- STATED EXERCISE -
Output the lines that follow exactly as they are.
[PROVIDED ENTRIES start]
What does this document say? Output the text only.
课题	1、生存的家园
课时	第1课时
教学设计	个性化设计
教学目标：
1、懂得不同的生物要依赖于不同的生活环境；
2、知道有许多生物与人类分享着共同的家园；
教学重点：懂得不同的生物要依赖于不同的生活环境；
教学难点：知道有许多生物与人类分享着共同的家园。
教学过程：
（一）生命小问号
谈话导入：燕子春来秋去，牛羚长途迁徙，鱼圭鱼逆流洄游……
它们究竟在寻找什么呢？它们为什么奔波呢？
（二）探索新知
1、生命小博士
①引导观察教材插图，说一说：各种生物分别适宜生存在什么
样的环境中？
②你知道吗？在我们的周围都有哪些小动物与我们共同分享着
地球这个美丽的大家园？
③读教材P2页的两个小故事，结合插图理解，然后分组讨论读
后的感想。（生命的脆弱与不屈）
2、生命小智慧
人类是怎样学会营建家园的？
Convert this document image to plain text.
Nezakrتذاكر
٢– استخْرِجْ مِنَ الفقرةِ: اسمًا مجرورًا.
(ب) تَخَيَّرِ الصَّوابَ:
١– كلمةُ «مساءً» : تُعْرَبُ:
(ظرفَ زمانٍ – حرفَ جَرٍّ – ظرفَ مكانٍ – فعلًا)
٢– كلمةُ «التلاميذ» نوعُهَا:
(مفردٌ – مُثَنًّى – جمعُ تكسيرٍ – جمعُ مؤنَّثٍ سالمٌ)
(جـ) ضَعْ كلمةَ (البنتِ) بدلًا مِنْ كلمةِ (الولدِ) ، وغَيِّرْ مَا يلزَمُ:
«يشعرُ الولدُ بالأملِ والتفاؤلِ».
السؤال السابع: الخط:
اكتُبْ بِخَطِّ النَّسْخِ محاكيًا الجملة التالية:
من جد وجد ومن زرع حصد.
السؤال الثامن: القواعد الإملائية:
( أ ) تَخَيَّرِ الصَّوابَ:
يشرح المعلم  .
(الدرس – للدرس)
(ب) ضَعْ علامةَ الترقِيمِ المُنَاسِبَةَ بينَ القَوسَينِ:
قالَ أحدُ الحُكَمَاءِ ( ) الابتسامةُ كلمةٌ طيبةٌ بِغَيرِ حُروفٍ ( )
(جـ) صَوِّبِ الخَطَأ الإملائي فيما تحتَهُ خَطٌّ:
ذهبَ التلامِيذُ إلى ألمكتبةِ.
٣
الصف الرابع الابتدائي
[PROVIDED ENTRIES end]
- EXPECTED OUTPUT -
What does this document say? Output the text only.
课题	1、生存的家园
课时	第1课时
教学设计	个性化设计
教学目标：
1、懂得不同的生物要依赖于不同的生活环境；
2、知道有许多生物与人类分享着共同的家园；
教学重点：懂得不同的生物要依赖于不同的生活环境；
教学难点：知道有许多生物与人类分享着共同的家园。
教学过程：
（一）生命小问号
谈话导入：燕子春来秋去，牛羚长途迁徙，鱼圭鱼逆流洄游……
它们究竟在寻找什么呢？它们为什么奔波呢？
（二）探索新知
1、生命小博士
①引导观察教材插图，说一说：各种生物分别适宜生存在什么
样的环境中？
②你知道吗？在我们的周围都有哪些小动物与我们共同分享着
地球这个美丽的大家园？
③读教材P2页的两个小故事，结合插图理解，然后分组讨论读
后的感想。（生命的脆弱与不屈）
2、生命小智慧
人类是怎样学会营建家园的？
Convert this document image to plain text.
Nezakrتذاكر
٢– استخْرِجْ مِنَ الفقرةِ: اسمًا مجرورًا.
(ب) تَخَيَّرِ الصَّوابَ:
١– كلمةُ «مساءً» : تُعْرَبُ:
(ظرفَ زمانٍ – حرفَ جَرٍّ – ظرفَ مكانٍ – فعلًا)
٢– كلمةُ «التلاميذ» نوعُهَا:
(مفردٌ – مُثَنًّى – جمعُ تكسيرٍ – جمعُ مؤنَّثٍ سالمٌ)
(جـ) ضَعْ كلمةَ (البنتِ) بدلًا مِنْ كلمةِ (الولدِ) ، وغَيِّرْ مَا يلزَمُ:
«يشعرُ الولدُ بالأملِ والتفاؤلِ».
السؤال السابع: الخط:
اكتُبْ بِخَطِّ النَّسْخِ محاكيًا الجملة التالية:
من جد وجد ومن زرع حصد.
السؤال الثامن: القواعد الإملائية:
( أ ) تَخَيَّرِ الصَّوابَ:
يشرح المعلم  .
(الدرس – للدرس)
(ب) ضَعْ علامةَ الترقِيمِ المُنَاسِبَةَ بينَ القَوسَينِ:
قالَ أحدُ الحُكَمَاءِ ( ) الابتسامةُ كلمةٌ طيبةٌ بِغَيرِ حُروفٍ ( )
(جـ) صَوِّبِ الخَطَأ الإملائي فيما تحتَهُ خَطٌّ:
ذهبَ التلامِيذُ إلى ألمكتبةِ.
٣
الصف الرابع الابتدائي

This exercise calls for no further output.